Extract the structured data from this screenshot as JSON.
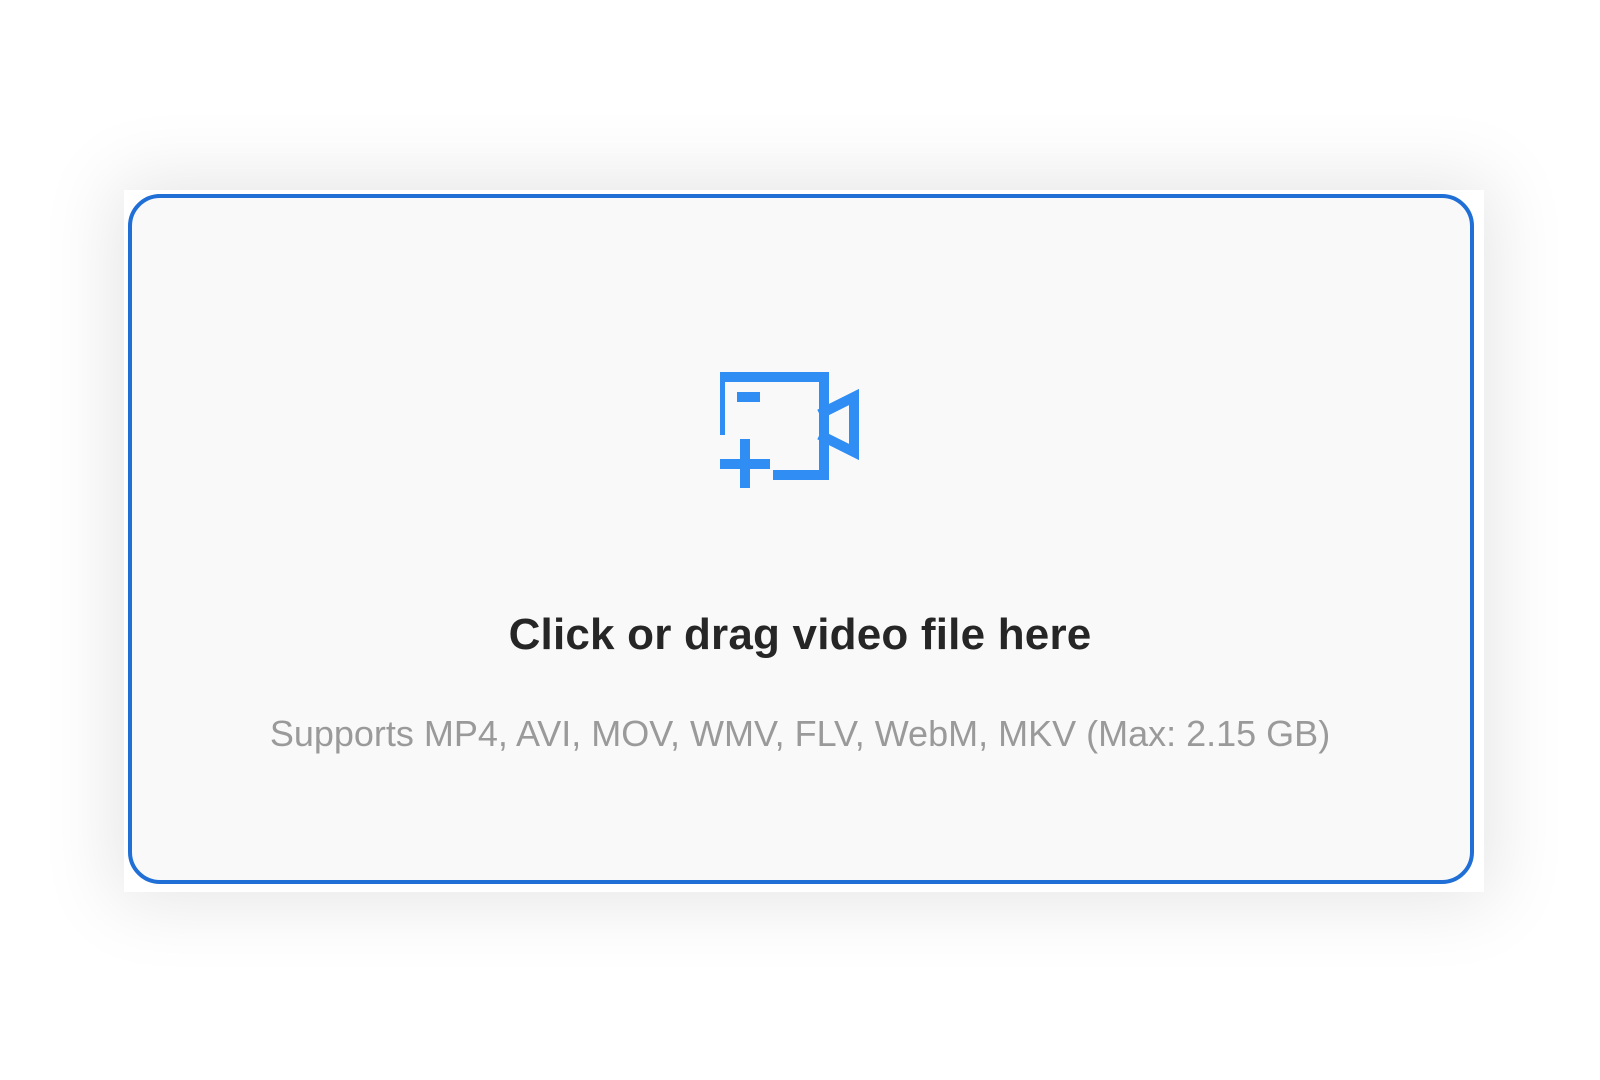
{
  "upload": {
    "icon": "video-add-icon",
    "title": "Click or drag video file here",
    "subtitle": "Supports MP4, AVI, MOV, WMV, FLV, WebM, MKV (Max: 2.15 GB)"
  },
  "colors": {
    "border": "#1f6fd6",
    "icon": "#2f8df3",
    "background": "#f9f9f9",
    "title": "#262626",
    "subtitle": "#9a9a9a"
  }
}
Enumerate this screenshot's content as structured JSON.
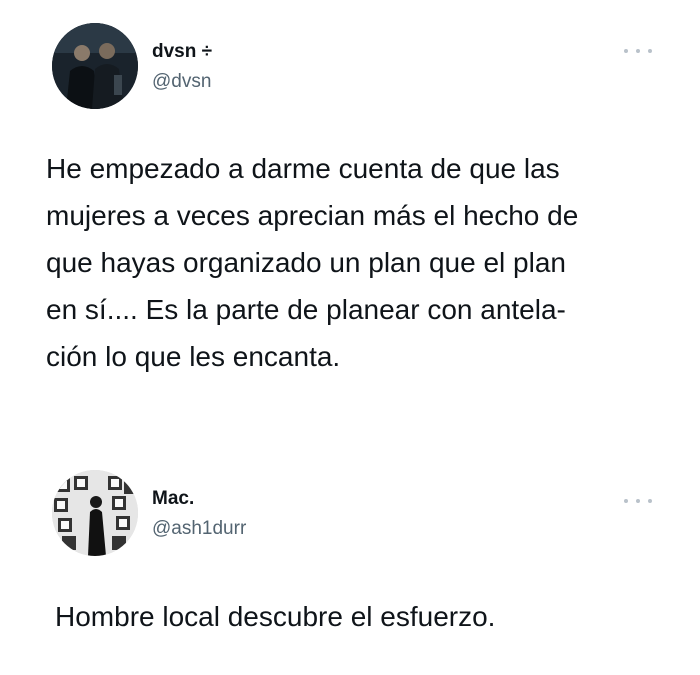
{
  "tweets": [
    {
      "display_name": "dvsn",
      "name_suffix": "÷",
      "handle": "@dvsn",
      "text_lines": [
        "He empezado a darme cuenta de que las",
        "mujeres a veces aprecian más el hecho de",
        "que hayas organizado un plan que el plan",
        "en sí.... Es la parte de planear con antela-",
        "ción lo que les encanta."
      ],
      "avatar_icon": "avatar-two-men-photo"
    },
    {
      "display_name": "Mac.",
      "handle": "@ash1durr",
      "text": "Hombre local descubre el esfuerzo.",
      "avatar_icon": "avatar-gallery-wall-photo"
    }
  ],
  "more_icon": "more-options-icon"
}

# # # #

Repeat the data above exactly, but not the pictures.

Extract the structured data from this screenshot as JSON.
{
  "upload": {
    "icon": "video-add-icon",
    "title": "Click or drag video file here",
    "subtitle": "Supports MP4, AVI, MOV, WMV, FLV, WebM, MKV (Max: 2.15 GB)"
  },
  "colors": {
    "border": "#1f6fd6",
    "icon": "#2f8df3",
    "background": "#f9f9f9",
    "title": "#262626",
    "subtitle": "#9a9a9a"
  }
}
Enumerate this screenshot's content as structured JSON.
{
  "tweets": [
    {
      "display_name": "dvsn",
      "name_suffix": "÷",
      "handle": "@dvsn",
      "text_lines": [
        "He empezado a darme cuenta de que las",
        "mujeres a veces aprecian más el hecho de",
        "que hayas organizado un plan que el plan",
        "en sí.... Es la parte de planear con antela-",
        "ción lo que les encanta."
      ],
      "avatar_icon": "avatar-two-men-photo"
    },
    {
      "display_name": "Mac.",
      "handle": "@ash1durr",
      "text": "Hombre local descubre el esfuerzo.",
      "avatar_icon": "avatar-gallery-wall-photo"
    }
  ],
  "more_icon": "more-options-icon"
}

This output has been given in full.